--- What is needed ---
Look through the lines below and extract each one that contains "artist".

--- Stored records ---

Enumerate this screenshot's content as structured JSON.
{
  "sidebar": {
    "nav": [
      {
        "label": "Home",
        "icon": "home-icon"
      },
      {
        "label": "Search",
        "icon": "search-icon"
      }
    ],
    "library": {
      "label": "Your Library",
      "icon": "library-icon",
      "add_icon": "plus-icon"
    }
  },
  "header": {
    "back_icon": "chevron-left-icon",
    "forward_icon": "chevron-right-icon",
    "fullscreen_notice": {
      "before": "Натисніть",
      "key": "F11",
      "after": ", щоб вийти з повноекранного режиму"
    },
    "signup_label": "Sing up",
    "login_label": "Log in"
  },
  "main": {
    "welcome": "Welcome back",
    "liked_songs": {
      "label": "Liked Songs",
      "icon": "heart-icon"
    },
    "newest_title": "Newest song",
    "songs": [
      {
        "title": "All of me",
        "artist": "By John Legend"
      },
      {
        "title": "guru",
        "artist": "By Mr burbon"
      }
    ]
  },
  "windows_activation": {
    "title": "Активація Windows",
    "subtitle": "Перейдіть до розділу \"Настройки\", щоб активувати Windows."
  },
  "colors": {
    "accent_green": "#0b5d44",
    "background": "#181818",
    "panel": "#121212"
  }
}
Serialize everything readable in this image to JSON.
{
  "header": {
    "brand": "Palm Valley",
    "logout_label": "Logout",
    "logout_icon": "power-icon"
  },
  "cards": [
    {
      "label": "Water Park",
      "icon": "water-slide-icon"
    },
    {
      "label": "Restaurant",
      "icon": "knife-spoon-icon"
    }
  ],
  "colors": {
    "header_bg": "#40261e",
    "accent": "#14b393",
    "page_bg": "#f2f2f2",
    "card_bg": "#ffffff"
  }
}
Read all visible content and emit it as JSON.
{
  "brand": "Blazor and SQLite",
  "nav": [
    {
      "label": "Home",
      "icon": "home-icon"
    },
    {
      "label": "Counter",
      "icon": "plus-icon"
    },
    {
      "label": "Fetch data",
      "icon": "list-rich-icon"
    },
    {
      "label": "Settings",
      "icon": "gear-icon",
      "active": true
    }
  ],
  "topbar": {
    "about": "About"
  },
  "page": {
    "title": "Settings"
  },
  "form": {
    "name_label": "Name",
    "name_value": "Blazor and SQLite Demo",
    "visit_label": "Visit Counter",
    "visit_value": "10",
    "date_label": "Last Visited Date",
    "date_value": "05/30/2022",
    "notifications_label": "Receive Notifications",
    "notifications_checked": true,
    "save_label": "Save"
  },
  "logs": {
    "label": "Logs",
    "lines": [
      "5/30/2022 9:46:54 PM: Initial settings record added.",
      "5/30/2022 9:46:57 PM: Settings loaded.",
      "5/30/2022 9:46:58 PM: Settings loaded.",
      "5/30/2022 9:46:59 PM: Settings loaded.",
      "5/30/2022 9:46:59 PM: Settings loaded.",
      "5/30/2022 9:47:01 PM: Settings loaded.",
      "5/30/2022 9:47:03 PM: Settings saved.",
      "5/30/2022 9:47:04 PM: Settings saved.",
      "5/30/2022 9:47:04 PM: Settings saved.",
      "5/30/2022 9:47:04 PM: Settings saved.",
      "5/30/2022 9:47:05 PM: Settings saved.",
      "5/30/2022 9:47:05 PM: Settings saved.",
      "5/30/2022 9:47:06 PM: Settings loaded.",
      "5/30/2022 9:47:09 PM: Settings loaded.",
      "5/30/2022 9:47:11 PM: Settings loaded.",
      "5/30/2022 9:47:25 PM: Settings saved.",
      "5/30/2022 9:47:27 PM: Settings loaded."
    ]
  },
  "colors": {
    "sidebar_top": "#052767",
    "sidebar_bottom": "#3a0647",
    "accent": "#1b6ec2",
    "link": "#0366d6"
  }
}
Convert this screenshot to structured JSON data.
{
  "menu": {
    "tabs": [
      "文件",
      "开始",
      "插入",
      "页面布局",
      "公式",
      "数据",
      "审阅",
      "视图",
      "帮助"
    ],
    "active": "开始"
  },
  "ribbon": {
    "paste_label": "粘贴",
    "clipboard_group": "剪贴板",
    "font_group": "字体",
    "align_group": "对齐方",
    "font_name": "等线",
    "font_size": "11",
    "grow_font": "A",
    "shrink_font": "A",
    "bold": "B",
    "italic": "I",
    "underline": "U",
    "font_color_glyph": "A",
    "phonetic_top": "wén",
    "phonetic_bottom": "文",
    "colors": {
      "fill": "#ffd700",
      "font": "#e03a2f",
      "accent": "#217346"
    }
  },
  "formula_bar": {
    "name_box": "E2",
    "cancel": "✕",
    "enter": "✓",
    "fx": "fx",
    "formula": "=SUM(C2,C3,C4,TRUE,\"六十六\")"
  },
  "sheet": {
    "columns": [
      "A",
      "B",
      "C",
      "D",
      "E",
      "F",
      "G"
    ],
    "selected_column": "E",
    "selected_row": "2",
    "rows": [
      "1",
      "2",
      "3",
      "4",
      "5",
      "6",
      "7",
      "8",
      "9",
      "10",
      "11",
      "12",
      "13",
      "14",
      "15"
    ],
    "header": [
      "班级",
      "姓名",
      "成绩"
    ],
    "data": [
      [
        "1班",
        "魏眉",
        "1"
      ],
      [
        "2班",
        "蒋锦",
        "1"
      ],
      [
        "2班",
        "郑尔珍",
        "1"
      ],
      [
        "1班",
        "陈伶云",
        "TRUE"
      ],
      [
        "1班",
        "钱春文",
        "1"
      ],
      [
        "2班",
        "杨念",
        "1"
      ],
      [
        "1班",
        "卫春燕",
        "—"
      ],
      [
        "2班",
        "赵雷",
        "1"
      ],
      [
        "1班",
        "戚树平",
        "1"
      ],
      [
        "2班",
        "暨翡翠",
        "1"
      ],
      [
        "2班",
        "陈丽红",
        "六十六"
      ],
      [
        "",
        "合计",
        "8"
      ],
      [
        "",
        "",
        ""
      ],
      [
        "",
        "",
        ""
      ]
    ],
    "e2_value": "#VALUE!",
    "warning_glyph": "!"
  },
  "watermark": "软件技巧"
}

--- Reply to the exercise ---
        "artist": "By John Legend"
        "artist": "By Mr burbon"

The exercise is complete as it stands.